“Pluralisme
itu bagaikan penjelmaan iblis dan malaikat sekaligus yang menjanjikan harapan
sekaligus ancaman” (Akbar S. Ahmed,
penulis asal Inggris berdarah Pakistan).
A.
Pengertian Pluralisme
Pluralisme merupakan salah satu wacana yang sangat
digalakkan di dalam Postmodernisme. Ada tiga hal yang menjadi wacana dalam Postmodernisme,
yaitu Pluralisme, kematian subjek dan menghilangkan pertentangan binair. Namun
dalam tulisan ini saya akan membatasi diri untuk fokus kepada pluralisme.
Dalam membahas Pluralisme, pertama sekali sangat penting
untuk membedakan istilah Pluralitas dan Pluralisme. Pluralitas adalah fakta
adanya keberagaman (agama, suku, bangsa, budaya, ideologi, dll) di tempat yang
berbeda maupun di tempat yang sama. Pluralisme adalah ideologi atau pandangan
yang menghargai keberagaman, serta penghormatan terhadap yang lain, membuka
diri terhadap keberagaman tersebut serta melibatkan diri secara aktif dalam
sebuah proses dialog, debat, atau argumentasi di dalamnya dengan maksud mencari
persamaan-persamaan sambil tetap menghargai dan menjunjung tinggi
perbedaan-perbedaan yang ada.[1] Oleh
karena itu kita bisa mengasumsikan, tanpa adanya proses dialog dalam upaya
mencari penyelesaian-penyelesain bersama dalam permasalahan-permasalahan
bersama di dalam masyarakat yang plural, maka sesungguhnya tidak ada
pluralisme. Tujuan dari pluralisme itu sendiri adalah menghilangkan, paling
tidak meminimalisir intoleransi yang disebabkan oleh perbedaan dan menghimpun
keberagaman dalam satu wadah yang bernama Pluralitas.
B. Pluralisme Agama
Kajian tentang pluralisme agama dalam pemikiran agama
Kristen dimotori oleh John Hick yang pemikirannya dipengaruhi oleh pendiri
Protestanisme Liberal, Friedrich Schleiermacher. John Hick menawarkan berbagai
bentuk pluralisme agama, yang pertama adalah “pluralisme religius normatif”

MATERI
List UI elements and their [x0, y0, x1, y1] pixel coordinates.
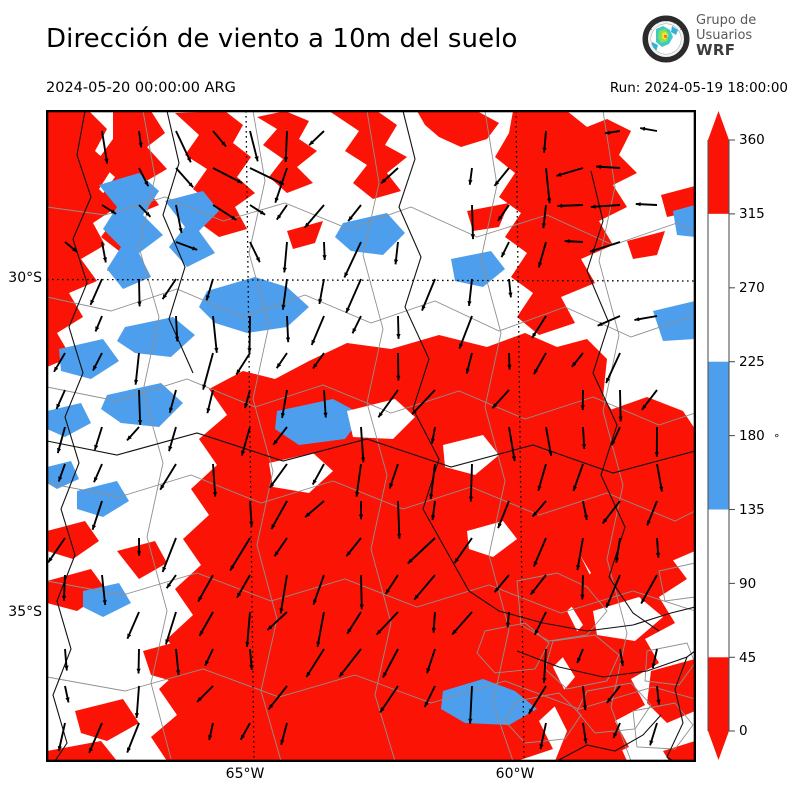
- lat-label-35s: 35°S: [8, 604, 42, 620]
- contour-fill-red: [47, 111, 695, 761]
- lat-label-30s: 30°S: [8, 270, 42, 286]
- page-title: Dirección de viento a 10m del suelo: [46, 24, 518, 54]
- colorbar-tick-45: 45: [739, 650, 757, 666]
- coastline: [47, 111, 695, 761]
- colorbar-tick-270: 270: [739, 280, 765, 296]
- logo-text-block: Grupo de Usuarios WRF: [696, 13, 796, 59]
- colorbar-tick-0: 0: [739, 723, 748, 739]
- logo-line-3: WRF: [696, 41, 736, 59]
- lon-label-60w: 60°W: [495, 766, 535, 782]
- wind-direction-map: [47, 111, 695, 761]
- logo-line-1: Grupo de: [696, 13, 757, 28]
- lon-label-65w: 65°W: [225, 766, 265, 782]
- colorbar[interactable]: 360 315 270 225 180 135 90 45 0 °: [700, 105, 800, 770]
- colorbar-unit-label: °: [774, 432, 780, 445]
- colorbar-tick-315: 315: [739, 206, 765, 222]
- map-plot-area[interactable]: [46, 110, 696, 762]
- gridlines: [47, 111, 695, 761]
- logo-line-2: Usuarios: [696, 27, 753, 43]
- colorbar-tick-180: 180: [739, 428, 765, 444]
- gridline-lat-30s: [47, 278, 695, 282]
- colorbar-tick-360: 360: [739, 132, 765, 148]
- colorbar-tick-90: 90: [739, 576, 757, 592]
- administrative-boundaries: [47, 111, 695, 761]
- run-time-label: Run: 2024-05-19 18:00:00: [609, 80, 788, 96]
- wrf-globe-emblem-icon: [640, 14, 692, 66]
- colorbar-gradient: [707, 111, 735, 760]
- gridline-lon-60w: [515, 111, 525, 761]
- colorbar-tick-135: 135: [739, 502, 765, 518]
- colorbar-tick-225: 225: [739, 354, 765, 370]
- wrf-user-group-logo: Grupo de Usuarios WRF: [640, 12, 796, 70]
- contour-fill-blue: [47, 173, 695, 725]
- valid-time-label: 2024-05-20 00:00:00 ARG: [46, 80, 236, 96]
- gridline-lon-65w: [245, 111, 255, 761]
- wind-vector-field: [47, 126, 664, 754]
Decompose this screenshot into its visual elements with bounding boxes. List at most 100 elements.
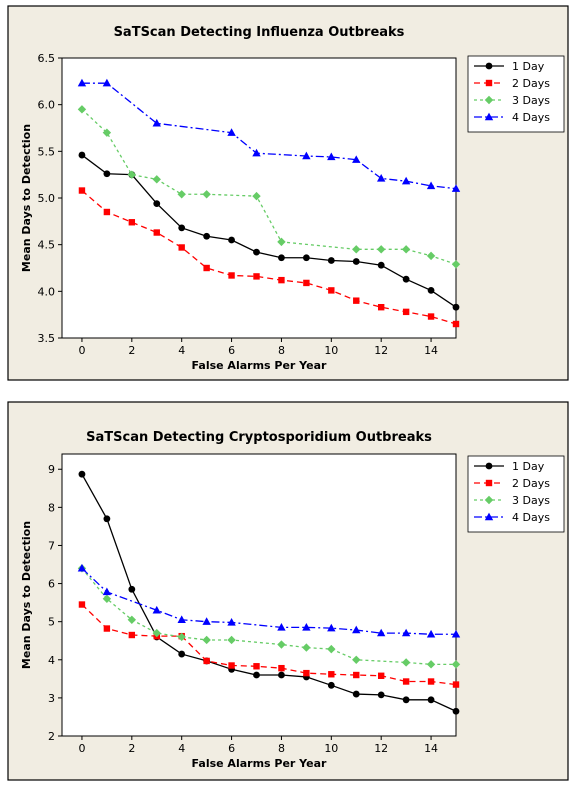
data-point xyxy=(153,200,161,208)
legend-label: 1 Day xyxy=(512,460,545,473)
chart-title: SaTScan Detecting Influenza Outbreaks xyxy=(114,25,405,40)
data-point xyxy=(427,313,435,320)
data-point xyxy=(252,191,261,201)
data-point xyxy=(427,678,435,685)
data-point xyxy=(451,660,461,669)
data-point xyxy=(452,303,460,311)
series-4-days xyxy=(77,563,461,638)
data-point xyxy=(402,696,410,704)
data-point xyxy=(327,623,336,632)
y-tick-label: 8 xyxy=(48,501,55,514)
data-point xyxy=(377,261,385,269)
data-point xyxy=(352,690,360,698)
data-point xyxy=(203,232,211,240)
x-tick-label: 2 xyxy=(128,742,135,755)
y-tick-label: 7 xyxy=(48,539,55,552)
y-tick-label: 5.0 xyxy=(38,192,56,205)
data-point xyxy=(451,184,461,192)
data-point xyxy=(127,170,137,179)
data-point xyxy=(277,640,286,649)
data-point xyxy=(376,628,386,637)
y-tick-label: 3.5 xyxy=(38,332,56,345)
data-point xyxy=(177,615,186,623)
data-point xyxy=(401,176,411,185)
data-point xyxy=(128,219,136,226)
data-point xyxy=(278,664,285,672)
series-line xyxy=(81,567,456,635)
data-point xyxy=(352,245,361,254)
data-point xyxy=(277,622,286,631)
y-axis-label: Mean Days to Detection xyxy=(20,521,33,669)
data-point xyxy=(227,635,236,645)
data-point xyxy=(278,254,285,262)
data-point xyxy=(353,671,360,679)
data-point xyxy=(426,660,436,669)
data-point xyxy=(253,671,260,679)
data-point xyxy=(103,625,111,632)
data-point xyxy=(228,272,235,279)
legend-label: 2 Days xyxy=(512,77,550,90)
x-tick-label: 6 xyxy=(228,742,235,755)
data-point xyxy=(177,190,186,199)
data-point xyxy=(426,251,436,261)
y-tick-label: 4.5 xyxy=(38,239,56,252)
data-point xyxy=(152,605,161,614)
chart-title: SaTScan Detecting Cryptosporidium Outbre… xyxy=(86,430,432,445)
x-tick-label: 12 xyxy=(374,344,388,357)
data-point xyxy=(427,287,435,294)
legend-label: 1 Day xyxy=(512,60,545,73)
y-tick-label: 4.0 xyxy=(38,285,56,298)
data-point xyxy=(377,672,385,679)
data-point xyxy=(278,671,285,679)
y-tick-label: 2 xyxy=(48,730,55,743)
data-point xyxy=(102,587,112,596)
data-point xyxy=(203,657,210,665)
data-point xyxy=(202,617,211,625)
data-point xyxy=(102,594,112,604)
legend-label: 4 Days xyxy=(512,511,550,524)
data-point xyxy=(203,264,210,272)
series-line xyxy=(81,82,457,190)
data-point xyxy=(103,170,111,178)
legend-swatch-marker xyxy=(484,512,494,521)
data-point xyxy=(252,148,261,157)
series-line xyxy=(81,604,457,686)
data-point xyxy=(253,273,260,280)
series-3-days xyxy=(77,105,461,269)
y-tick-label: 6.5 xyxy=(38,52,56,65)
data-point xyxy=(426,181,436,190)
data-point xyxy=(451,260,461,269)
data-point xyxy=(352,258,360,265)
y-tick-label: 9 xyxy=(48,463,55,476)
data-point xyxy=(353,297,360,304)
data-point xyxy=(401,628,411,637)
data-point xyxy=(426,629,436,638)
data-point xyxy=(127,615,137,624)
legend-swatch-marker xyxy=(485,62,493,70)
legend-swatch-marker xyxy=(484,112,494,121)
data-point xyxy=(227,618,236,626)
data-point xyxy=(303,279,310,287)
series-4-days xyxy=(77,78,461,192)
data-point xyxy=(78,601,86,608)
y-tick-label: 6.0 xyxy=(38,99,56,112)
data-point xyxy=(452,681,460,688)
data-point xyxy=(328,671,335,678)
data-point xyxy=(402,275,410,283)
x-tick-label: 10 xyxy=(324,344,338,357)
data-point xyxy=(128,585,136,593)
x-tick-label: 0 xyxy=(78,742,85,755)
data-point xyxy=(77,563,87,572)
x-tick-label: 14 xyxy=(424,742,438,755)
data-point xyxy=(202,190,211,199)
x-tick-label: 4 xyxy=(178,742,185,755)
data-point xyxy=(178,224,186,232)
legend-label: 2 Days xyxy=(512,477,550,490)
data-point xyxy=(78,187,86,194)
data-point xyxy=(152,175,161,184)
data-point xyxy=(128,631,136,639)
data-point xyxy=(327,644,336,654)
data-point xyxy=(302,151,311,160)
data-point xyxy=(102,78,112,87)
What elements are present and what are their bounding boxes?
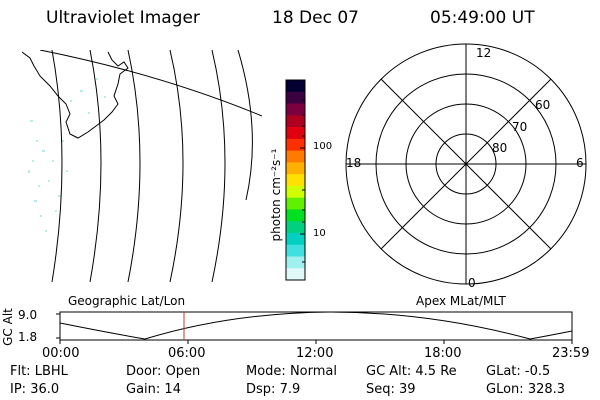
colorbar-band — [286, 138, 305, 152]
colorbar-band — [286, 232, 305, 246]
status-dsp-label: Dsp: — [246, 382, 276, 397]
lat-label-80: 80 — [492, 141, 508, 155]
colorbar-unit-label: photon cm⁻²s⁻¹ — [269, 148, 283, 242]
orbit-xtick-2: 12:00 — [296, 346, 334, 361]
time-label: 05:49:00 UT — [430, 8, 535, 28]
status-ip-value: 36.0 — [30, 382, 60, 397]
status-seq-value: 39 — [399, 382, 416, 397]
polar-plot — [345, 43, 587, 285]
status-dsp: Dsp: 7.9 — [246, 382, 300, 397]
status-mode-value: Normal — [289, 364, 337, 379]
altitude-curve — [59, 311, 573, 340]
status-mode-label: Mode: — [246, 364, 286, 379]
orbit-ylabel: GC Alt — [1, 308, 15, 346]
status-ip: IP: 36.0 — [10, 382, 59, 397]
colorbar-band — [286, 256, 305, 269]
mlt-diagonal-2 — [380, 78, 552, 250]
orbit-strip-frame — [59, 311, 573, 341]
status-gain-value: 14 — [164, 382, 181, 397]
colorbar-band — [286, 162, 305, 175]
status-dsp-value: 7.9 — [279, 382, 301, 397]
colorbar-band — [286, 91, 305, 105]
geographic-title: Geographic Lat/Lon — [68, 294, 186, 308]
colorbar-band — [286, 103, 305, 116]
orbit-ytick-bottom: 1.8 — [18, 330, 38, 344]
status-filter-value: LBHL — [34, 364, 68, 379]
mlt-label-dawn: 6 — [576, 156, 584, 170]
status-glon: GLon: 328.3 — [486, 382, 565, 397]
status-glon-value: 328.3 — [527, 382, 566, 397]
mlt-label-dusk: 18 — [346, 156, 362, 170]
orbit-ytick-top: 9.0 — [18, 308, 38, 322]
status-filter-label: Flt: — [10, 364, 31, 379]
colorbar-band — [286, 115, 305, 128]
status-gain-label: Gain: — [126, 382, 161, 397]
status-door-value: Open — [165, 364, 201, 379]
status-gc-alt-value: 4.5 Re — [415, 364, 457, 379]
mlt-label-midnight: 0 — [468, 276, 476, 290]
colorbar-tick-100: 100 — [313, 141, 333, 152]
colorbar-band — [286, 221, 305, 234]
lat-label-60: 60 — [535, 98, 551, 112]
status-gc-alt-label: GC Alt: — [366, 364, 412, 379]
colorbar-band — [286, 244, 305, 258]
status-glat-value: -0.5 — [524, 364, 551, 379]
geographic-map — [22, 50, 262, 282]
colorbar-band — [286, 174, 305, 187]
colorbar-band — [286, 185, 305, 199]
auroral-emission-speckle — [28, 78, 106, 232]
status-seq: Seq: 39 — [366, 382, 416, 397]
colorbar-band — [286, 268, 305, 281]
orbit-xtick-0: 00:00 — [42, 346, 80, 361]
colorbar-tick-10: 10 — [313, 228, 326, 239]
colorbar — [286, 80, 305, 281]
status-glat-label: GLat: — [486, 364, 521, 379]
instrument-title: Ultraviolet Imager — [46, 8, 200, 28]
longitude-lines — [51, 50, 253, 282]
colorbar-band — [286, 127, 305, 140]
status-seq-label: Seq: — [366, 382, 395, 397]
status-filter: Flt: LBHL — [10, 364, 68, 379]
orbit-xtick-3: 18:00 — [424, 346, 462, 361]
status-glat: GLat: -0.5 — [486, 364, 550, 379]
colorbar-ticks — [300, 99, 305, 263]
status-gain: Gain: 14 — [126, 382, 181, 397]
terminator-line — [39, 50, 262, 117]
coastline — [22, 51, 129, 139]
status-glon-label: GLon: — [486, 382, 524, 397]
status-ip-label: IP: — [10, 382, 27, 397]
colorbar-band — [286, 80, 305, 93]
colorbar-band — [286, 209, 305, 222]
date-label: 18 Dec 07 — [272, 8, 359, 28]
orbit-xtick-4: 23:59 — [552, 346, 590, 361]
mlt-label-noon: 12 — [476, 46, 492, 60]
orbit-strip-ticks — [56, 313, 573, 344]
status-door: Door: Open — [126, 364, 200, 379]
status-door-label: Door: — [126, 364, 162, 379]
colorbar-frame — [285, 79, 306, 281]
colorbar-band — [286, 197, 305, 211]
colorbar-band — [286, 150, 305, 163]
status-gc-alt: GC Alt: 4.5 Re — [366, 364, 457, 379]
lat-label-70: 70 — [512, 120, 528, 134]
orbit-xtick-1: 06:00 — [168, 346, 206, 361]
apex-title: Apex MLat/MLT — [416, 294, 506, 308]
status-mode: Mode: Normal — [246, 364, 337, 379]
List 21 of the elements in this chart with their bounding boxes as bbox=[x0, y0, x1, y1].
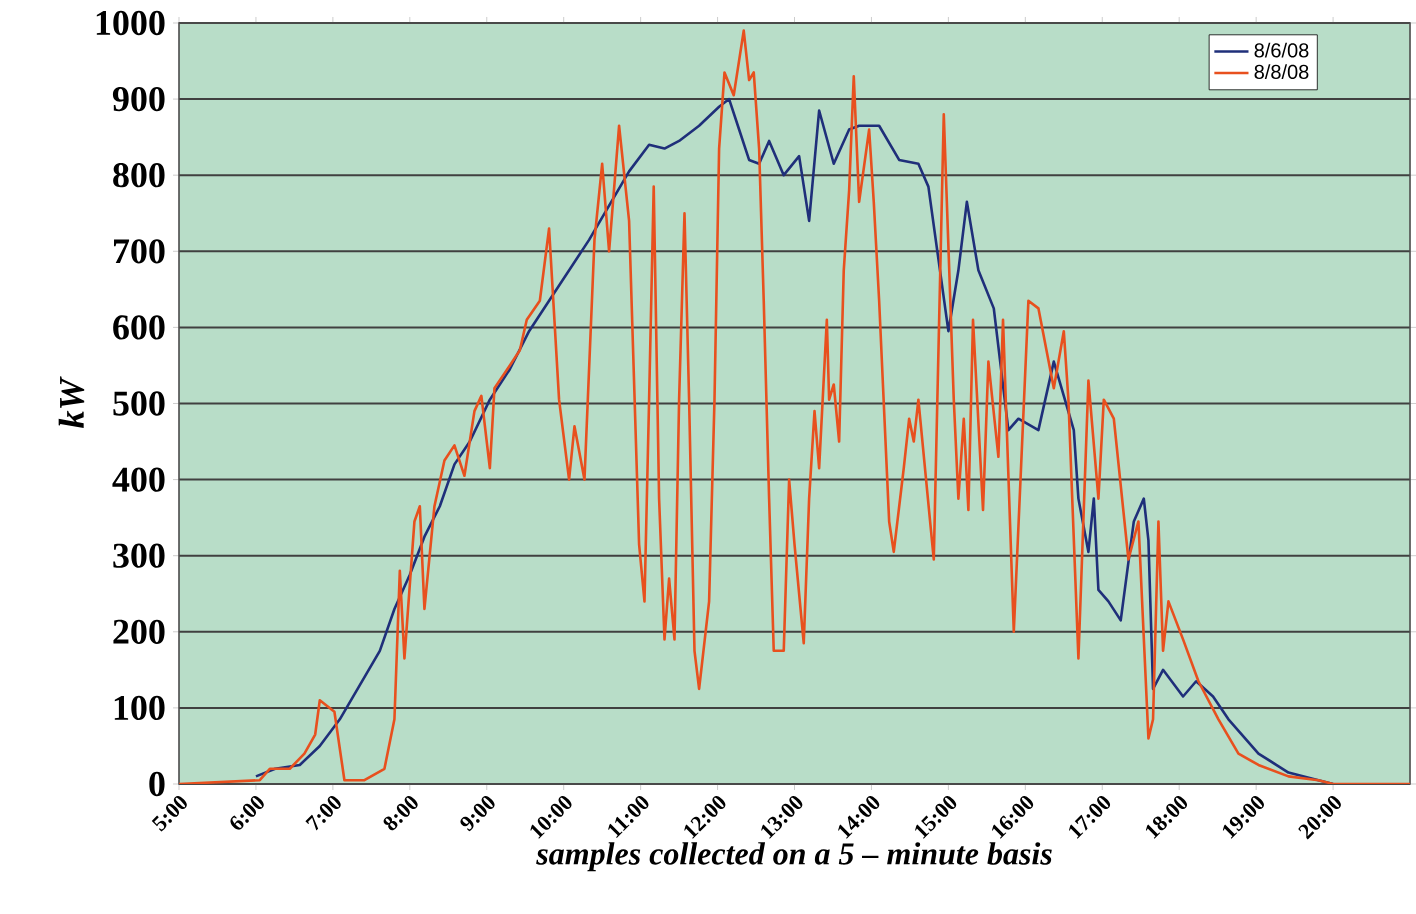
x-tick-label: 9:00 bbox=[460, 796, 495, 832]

LATIHAN
1. Dalam teks tentang pluralisme, siapa tokoh yang memotori kajian pluralisme agama dalam pemikiran agama Kristen?
2. Dalam definisi pluralitas pada teks tentang pluralisme, bentuk-bentuk keberagaman apa saja yang disebutkan di dalam tanda kurung? Sebutkan semuanya.

JAWABAN TIAP TUGAS
1. John Hick.

2. Agama, suku, bangsa, budaya, dan ideologi.